═══ DATA FOR PROCESSING ═══

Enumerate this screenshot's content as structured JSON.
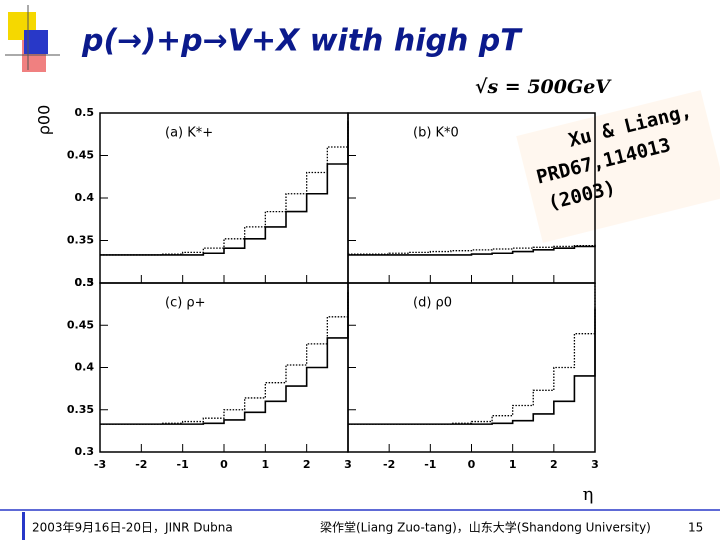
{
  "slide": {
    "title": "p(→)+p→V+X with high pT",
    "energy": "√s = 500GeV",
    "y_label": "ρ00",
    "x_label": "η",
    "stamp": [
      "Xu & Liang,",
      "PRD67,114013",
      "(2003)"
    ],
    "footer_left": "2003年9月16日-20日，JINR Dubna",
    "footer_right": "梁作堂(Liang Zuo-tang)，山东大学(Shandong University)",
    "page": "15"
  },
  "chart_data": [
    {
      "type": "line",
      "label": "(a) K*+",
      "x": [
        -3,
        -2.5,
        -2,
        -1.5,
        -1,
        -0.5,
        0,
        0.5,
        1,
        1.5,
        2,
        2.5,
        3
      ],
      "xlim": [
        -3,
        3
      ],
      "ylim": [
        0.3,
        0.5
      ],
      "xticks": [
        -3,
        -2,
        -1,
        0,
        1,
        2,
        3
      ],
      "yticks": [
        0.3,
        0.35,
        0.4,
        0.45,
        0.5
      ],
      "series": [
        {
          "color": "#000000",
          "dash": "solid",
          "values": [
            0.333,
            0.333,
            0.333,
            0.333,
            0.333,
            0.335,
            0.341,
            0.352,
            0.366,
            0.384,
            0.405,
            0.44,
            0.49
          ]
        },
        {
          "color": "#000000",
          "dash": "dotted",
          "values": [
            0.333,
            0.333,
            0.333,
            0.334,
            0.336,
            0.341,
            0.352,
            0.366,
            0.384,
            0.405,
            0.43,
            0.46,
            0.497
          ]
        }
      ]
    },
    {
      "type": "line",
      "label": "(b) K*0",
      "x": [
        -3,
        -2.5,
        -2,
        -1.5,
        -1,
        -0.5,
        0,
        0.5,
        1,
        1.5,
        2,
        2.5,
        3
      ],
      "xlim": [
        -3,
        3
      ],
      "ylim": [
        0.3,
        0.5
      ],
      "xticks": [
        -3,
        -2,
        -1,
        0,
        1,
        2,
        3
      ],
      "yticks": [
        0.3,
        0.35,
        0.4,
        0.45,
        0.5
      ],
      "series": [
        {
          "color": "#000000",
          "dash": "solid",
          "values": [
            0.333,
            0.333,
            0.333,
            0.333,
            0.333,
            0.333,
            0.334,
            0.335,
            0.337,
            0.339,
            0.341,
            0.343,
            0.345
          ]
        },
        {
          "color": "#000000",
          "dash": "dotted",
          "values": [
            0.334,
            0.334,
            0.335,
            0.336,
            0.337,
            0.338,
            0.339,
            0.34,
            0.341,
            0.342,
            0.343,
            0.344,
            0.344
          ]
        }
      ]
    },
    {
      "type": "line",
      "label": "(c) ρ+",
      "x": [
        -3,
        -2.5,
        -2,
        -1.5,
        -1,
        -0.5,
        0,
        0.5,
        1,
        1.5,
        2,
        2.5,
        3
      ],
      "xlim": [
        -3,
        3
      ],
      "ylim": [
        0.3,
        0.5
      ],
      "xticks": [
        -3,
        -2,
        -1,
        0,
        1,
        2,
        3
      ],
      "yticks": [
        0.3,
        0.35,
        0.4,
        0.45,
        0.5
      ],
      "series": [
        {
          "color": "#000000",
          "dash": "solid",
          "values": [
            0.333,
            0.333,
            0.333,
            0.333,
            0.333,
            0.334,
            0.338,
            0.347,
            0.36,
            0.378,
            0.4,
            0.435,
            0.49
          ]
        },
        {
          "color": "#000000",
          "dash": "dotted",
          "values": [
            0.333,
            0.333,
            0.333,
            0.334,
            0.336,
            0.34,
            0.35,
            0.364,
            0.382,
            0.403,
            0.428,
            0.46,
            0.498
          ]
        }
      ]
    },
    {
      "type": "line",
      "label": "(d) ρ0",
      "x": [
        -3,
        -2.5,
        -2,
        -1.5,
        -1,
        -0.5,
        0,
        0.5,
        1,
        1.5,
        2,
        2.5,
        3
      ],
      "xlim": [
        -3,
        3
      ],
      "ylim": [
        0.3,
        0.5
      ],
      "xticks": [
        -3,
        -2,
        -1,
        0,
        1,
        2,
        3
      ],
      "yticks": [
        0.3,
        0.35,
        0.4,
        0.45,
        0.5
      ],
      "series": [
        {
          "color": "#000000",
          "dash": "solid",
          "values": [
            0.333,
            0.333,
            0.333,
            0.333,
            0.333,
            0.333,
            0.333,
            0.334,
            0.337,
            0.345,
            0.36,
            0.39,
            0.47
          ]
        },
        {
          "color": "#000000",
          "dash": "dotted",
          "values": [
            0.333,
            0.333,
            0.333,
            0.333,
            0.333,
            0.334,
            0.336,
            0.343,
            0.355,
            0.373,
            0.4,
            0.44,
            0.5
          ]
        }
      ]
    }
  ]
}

═══
═══ DATA FOR PROCESSING ═══

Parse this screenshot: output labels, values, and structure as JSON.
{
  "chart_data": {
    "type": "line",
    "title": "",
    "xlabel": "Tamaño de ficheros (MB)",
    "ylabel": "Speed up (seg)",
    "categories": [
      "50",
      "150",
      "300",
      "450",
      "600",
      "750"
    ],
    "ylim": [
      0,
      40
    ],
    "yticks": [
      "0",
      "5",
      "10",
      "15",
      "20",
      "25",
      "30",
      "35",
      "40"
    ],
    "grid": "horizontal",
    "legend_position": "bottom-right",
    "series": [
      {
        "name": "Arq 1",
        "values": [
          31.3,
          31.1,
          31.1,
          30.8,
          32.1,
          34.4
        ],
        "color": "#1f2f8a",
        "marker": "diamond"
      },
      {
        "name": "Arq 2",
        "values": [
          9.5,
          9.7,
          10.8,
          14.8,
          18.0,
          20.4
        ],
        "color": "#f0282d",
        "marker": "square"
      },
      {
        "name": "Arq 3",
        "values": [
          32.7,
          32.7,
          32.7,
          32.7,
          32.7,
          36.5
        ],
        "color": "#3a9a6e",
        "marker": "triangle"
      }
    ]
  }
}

═══
═══ DATA FOR PROCESSING ═══

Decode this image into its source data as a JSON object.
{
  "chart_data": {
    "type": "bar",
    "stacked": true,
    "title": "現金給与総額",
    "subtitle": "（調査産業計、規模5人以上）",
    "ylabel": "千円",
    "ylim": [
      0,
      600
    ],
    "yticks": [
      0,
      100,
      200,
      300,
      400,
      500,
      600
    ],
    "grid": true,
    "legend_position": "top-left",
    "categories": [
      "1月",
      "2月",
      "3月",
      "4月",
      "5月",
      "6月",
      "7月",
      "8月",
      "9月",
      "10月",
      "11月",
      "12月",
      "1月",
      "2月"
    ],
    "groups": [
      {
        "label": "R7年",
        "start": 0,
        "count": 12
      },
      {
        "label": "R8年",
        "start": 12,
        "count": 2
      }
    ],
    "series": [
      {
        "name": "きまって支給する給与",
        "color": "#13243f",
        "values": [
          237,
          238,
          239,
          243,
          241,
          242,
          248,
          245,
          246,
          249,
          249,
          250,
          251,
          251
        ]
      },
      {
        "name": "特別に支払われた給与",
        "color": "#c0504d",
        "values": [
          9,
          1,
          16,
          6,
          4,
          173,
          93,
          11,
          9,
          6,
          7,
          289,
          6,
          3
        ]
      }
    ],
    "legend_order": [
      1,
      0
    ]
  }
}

═══

- _TASK DIRECTIONS_
Where a line of the data holds "this", show that line.

- _ANSWER TO THE PROBLEM_
Enumerate this screenshot's content as structured JSON.
Parse this screenshot: output labels, values, and structure as JSON.
Decode this image into its source data as a JSON object.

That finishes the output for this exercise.